--- START OF TASK INPUT ---

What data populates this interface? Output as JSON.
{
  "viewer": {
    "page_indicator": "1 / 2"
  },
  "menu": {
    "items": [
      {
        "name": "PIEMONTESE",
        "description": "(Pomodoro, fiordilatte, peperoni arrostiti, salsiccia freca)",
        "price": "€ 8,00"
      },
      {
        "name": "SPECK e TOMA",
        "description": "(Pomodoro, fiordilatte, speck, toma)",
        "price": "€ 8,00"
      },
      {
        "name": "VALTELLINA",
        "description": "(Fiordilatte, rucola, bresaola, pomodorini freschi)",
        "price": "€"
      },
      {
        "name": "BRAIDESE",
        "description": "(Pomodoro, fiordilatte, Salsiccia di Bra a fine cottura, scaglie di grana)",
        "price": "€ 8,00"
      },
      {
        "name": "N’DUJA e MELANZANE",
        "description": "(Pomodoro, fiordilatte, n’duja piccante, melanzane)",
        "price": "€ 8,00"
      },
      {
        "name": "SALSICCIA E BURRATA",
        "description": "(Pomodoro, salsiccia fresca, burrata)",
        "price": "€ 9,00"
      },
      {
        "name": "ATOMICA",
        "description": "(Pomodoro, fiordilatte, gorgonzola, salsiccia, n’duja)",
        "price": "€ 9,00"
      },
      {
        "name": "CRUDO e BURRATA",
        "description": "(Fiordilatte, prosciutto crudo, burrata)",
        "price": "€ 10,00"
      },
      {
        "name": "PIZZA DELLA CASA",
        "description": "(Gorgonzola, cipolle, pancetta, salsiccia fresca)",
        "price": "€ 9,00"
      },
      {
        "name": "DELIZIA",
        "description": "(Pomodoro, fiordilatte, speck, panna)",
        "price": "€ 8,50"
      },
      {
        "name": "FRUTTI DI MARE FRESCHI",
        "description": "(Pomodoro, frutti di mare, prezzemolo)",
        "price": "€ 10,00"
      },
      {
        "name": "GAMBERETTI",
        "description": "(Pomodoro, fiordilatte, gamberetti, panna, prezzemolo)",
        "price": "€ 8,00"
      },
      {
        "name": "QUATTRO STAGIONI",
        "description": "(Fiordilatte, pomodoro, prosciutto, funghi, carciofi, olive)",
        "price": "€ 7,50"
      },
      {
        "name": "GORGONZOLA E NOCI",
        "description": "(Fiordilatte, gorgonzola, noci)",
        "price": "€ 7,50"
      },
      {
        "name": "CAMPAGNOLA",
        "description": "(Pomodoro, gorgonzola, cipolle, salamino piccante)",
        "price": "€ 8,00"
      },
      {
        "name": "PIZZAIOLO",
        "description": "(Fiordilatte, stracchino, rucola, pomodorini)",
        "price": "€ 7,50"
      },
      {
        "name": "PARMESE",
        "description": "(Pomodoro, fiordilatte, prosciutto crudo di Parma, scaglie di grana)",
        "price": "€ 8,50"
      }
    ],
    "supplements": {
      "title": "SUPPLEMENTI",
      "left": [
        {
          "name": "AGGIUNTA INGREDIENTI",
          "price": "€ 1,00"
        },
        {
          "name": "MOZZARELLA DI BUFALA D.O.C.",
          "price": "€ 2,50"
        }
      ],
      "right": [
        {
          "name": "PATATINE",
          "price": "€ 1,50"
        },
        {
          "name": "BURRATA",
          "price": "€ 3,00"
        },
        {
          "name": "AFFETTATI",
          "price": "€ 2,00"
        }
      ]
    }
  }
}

--- END OF TASK INPUT ---

Each line above that holds the string "scaglie" should be copied and shown.

        "description": "(Pomodoro, fiordilatte, Salsiccia di Bra a fine cottura, scaglie di grana)",
        "description": "(Pomodoro, fiordilatte, prosciutto crudo di Parma, scaglie di grana)",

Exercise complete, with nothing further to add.